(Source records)
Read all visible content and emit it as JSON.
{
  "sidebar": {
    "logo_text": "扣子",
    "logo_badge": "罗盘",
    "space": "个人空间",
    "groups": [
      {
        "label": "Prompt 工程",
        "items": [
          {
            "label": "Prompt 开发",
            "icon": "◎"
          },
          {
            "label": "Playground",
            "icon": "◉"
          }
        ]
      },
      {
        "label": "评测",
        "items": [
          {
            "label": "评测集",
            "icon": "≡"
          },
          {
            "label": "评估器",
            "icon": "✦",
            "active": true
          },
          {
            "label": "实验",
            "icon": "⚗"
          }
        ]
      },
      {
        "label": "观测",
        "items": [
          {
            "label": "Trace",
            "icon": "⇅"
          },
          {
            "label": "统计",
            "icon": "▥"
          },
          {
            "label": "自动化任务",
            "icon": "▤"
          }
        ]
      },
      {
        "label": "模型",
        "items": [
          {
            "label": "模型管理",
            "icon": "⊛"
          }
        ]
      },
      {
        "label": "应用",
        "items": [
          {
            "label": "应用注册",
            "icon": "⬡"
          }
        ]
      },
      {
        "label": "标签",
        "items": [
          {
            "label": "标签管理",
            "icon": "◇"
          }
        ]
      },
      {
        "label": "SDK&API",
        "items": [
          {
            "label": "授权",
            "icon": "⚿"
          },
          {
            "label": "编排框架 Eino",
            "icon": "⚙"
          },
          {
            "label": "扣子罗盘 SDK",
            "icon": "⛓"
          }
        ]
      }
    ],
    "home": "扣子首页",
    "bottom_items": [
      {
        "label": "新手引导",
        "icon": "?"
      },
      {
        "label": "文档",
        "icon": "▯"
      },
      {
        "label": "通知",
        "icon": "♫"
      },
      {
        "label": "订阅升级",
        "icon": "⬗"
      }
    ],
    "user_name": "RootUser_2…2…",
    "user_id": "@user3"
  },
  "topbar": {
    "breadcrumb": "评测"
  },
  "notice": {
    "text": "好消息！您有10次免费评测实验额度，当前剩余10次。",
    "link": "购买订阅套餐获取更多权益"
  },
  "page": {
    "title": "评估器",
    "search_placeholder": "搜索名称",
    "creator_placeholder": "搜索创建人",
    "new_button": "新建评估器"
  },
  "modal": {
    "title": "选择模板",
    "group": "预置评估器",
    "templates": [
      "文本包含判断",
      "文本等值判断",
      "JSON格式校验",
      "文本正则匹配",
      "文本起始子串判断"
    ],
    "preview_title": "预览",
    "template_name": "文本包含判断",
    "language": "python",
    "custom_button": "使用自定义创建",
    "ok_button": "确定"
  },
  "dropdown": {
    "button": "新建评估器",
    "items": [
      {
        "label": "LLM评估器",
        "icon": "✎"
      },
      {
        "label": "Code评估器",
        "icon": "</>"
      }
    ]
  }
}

--- JOB ---
Output all of the data above without any alteration.

--- THE SOLUTION ---
Read all visible content and emit it as JSON.
{
  "sidebar": {
    "logo_text": "扣子",
    "logo_badge": "罗盘",
    "space": "个人空间",
    "groups": [
      {
        "label": "Prompt 工程",
        "items": [
          {
            "label": "Prompt 开发",
            "icon": "◎"
          },
          {
            "label": "Playground",
            "icon": "◉"
          }
        ]
      },
      {
        "label": "评测",
        "items": [
          {
            "label": "评测集",
            "icon": "≡"
          },
          {
            "label": "评估器",
            "icon": "✦",
            "active": true
          },
          {
            "label": "实验",
            "icon": "⚗"
          }
        ]
      },
      {
        "label": "观测",
        "items": [
          {
            "label": "Trace",
            "icon": "⇅"
          },
          {
            "label": "统计",
            "icon": "▥"
          },
          {
            "label": "自动化任务",
            "icon": "▤"
          }
        ]
      },
      {
        "label": "模型",
        "items": [
          {
            "label": "模型管理",
            "icon": "⊛"
          }
        ]
      },
      {
        "label": "应用",
        "items": [
          {
            "label": "应用注册",
            "icon": "⬡"
          }
        ]
      },
      {
        "label": "标签",
        "items": [
          {
            "label": "标签管理",
            "icon": "◇"
          }
        ]
      },
      {
        "label": "SDK&API",
        "items": [
          {
            "label": "授权",
            "icon": "⚿"
          },
          {
            "label": "编排框架 Eino",
            "icon": "⚙"
          },
          {
            "label": "扣子罗盘 SDK",
            "icon": "⛓"
          }
        ]
      }
    ],
    "home": "扣子首页",
    "bottom_items": [
      {
        "label": "新手引导",
        "icon": "?"
      },
      {
        "label": "文档",
        "icon": "▯"
      },
      {
        "label": "通知",
        "icon": "♫"
      },
      {
        "label": "订阅升级",
        "icon": "⬗"
      }
    ],
    "user_name": "RootUser_2…2…",
    "user_id": "@user3"
  },
  "topbar": {
    "breadcrumb": "评测"
  },
  "notice": {
    "text": "好消息！您有10次免费评测实验额度，当前剩余10次。",
    "link": "购买订阅套餐获取更多权益"
  },
  "page": {
    "title": "评估器",
    "search_placeholder": "搜索名称",
    "creator_placeholder": "搜索创建人",
    "new_button": "新建评估器"
  },
  "modal": {
    "title": "选择模板",
    "group": "预置评估器",
    "templates": [
      "文本包含判断",
      "文本等值判断",
      "JSON格式校验",
      "文本正则匹配",
      "文本起始子串判断"
    ],
    "preview_title": "预览",
    "template_name": "文本包含判断",
    "language": "python",
    "custom_button": "使用自定义创建",
    "ok_button": "确定"
  },
  "dropdown": {
    "button": "新建评估器",
    "items": [
      {
        "label": "LLM评估器",
        "icon": "✎"
      },
      {
        "label": "Code评估器",
        "icon": "</>"
      }
    ]
  }
}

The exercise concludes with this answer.